= Текст для изучения =
· · · · · · ·

Помимо свободных крестьян, существовали в Корее и крепостные. Кстати, в этом отношении Корея весьма похожа на старую Россию, где крепостными являлась примерно половина населения. Об этом обстоятельстве у нас сейчас модно забывать, представляя Россию начала XIX века страной поручиков Голициных и корнетов Оболенских. Впрочем, кто знает: может быть, через пару столетий наши отдалённые потомки будут рисовать в своём воображении Россию начала XXI века как страну, населённую исключительно олигархами, суровыми строителями финансовых империй, злодейски-обаятельными «политтехнологами» в чёрных лимузинах, киллерами со снайперскими винтовками? Не удивлюсь – те образы прошлого, что с помощью литературы и кинематографа овладевают массами, зачастую имеют мало общего с исторической реальностью. Касается это не только нашей страны, мне уже приходилось писать о произошедшей в первые послевоенные годы в Корее массовой фальсификации родословных, в результате которой 9/10 населения страны уверовалов то, что является потомками дворянских родов. В реальности же примерно треть населения Кореи при династии Ли составляли крепостные, которые получили свободу только в конце XIX века.
Крепостные в Корее были как частными, так и государственными. Государственных крепостных было немного, и по большей части они являлись обслуживающим персоналом всяческих учреждений. Как и в России, частные крепостные – в Корее их называли «ноби» – делились на две группы. Часть из них составляли «дворовые», которые жили в помещичьих усадьбах и выполняли там всяческие хозяйственные работы, а также прислуживали господам. Другая, большая, часть занималась нормальным сельскохозяйственным трудом на землях своих хозяев, которым они выплачивали оброк (барщины в российском понимании этого слова в Корее почти не было). По сути, они были такими же арендаторами, как и большинство свободных крестьян, разница заключалась лишь в том, что им приходилось платить хозяину больше, чем платил бы свободный арендатор и, кроме того, они находились от него в полной зависимости. Их можно было продать, купить, превратить в дворовых, отправить в другое поместье или другую усадьбу. Крепостные не имели фамилий, а только имена или прозвища, в то время как свободные крестьяне фамилиями обзавелись уже в XV-XVI веках.

· · · · · · ·

[Данные для предсказания ограничивающих рамок]
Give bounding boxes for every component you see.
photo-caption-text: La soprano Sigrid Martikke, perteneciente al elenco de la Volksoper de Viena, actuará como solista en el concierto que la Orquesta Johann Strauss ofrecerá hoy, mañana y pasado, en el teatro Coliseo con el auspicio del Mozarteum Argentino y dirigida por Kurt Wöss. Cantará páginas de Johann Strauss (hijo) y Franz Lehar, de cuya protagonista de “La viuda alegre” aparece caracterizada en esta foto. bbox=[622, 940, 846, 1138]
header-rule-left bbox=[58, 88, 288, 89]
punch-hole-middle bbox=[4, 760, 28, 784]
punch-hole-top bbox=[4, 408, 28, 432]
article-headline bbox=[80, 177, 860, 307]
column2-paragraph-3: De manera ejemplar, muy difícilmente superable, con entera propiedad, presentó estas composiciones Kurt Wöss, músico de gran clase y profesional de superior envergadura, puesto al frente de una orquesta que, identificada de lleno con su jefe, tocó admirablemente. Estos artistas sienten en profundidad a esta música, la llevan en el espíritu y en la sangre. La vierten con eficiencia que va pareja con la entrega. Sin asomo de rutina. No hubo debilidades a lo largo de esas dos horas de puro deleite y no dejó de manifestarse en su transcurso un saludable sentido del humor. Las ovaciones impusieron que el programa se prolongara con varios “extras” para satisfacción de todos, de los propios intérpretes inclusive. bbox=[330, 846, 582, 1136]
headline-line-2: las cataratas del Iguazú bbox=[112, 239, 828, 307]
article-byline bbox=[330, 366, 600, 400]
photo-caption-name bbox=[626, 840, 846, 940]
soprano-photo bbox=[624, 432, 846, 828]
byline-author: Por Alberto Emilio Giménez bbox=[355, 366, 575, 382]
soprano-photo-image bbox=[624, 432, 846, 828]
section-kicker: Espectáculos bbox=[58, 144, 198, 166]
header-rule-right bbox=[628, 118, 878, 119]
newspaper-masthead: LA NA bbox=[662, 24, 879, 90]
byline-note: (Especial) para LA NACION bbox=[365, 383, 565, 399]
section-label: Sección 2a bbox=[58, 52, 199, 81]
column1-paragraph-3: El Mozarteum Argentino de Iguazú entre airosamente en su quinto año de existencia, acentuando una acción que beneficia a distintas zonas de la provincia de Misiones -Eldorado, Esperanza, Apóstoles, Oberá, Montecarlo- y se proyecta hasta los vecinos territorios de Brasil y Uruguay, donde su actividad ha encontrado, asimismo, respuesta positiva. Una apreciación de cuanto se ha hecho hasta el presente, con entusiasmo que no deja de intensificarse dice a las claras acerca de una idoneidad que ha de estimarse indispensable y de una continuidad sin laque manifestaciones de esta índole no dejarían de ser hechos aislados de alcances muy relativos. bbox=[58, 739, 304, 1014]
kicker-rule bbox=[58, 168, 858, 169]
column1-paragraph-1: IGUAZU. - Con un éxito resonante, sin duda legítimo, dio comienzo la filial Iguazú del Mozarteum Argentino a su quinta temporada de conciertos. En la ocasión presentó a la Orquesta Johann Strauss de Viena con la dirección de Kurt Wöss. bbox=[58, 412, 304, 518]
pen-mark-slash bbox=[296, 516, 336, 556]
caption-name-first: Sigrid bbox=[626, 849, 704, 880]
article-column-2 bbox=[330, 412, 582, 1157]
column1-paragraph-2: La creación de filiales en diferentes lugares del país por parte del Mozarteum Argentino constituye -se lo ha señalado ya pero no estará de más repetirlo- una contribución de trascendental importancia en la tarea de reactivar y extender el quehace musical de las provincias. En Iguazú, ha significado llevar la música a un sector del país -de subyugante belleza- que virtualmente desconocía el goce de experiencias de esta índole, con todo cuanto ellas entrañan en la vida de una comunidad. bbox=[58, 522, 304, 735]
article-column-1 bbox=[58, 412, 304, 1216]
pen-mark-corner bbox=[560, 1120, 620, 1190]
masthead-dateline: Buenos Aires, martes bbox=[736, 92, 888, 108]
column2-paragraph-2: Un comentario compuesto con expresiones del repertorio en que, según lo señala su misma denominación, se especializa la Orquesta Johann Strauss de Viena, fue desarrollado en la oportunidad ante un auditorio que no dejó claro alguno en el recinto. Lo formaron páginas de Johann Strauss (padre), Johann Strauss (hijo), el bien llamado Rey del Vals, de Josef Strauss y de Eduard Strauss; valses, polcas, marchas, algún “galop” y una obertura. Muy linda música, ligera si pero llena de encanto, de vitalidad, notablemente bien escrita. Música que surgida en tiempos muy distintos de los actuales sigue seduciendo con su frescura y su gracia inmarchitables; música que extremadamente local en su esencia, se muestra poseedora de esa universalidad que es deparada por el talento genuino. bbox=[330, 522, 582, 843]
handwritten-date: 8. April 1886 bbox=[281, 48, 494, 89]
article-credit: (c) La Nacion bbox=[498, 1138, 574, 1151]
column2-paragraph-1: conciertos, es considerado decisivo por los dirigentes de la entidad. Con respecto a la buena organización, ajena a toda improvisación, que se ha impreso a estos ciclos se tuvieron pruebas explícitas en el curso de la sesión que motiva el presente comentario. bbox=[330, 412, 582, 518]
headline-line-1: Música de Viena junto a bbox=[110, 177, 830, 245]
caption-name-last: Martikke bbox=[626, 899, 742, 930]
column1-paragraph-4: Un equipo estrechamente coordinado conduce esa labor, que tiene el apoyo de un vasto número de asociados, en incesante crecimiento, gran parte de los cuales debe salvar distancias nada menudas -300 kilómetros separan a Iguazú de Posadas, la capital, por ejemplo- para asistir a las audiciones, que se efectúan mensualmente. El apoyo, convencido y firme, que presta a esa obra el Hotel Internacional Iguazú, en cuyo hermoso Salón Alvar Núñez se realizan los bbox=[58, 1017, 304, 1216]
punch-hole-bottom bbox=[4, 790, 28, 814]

· · · · · · ·

= Задание 1 =
Как, согласно тексту о крепостных в Корее, там называли частных крепостных?
= Задание 2 =
Соответствуют ли тексту о крепостных в Корее следующие утверждения? Ответьте «да» или «нет» на каждое и приведите дословно решающие слова текста.
(a) Государственных крепостных в Корее было много.
(b) У корейских крепостных не было фамилий.
(c) Барщина была в Корее обычным делом.
= Задание 3 =
Продолжите текст о крепостных в Корее с того места, на котором он заканчивается.

= Ваш ответ 1 =
Их называли «ноби».

= Ваш ответ 2 =
(a) Нет: «Государственных крепостных было немного».
(b) Да: «Крепостные не имели фамилий, а только имена или прозвища».
(c) Нет: «барщины в российском понимании этого слова в Корее почти не было».

= Ваш ответ 3 =
Понятно, что времена изменились. Потомки крепостных и свободных крестьян стали инженерами и врачами, живут в современных городах, и, как правило, даже приписали себе дворянское происхождение. Никто больше не голодает весной в Южной Корее, которая занимает 12–13 место в мире по объёму своего ВВП. Однако многие традиции, заложенные веками крестьянской жизни, дожили до наших дней. В привычке к коллективному труду и коллективному отдыху, в готовности работать с полной отдачей сил, в склонности подчиняться власти, какой бы она не была – во всём это можно увидеть следы старой корейской деревенской жизни.